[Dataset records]
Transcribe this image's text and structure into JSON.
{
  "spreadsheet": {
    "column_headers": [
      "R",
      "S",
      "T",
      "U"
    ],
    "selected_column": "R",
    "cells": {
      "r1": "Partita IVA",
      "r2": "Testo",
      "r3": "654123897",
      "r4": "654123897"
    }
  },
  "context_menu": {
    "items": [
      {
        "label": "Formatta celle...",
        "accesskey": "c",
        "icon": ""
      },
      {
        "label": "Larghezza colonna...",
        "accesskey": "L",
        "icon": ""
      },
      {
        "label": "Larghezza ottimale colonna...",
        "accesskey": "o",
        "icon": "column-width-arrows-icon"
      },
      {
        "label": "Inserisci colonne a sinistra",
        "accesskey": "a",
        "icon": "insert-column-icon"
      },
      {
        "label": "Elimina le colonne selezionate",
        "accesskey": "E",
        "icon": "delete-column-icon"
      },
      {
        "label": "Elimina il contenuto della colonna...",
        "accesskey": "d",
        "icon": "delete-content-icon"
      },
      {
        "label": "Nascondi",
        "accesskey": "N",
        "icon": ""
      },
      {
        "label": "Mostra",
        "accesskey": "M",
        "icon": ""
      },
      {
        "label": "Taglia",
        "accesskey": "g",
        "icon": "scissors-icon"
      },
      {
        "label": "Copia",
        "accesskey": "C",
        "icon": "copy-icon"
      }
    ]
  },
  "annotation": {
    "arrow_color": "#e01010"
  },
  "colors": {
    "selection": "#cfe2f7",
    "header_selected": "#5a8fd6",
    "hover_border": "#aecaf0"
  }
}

(Your instructions) Restate each record exactly as written.

(Written answer)
Transcribe this image's text and structure into JSON.
{
  "spreadsheet": {
    "column_headers": [
      "R",
      "S",
      "T",
      "U"
    ],
    "selected_column": "R",
    "cells": {
      "r1": "Partita IVA",
      "r2": "Testo",
      "r3": "654123897",
      "r4": "654123897"
    }
  },
  "context_menu": {
    "items": [
      {
        "label": "Formatta celle...",
        "accesskey": "c",
        "icon": ""
      },
      {
        "label": "Larghezza colonna...",
        "accesskey": "L",
        "icon": ""
      },
      {
        "label": "Larghezza ottimale colonna...",
        "accesskey": "o",
        "icon": "column-width-arrows-icon"
      },
      {
        "label": "Inserisci colonne a sinistra",
        "accesskey": "a",
        "icon": "insert-column-icon"
      },
      {
        "label": "Elimina le colonne selezionate",
        "accesskey": "E",
        "icon": "delete-column-icon"
      },
      {
        "label": "Elimina il contenuto della colonna...",
        "accesskey": "d",
        "icon": "delete-content-icon"
      },
      {
        "label": "Nascondi",
        "accesskey": "N",
        "icon": ""
      },
      {
        "label": "Mostra",
        "accesskey": "M",
        "icon": ""
      },
      {
        "label": "Taglia",
        "accesskey": "g",
        "icon": "scissors-icon"
      },
      {
        "label": "Copia",
        "accesskey": "C",
        "icon": "copy-icon"
      }
    ]
  },
  "annotation": {
    "arrow_color": "#e01010"
  },
  "colors": {
    "selection": "#cfe2f7",
    "header_selected": "#5a8fd6",
    "hover_border": "#aecaf0"
  }
}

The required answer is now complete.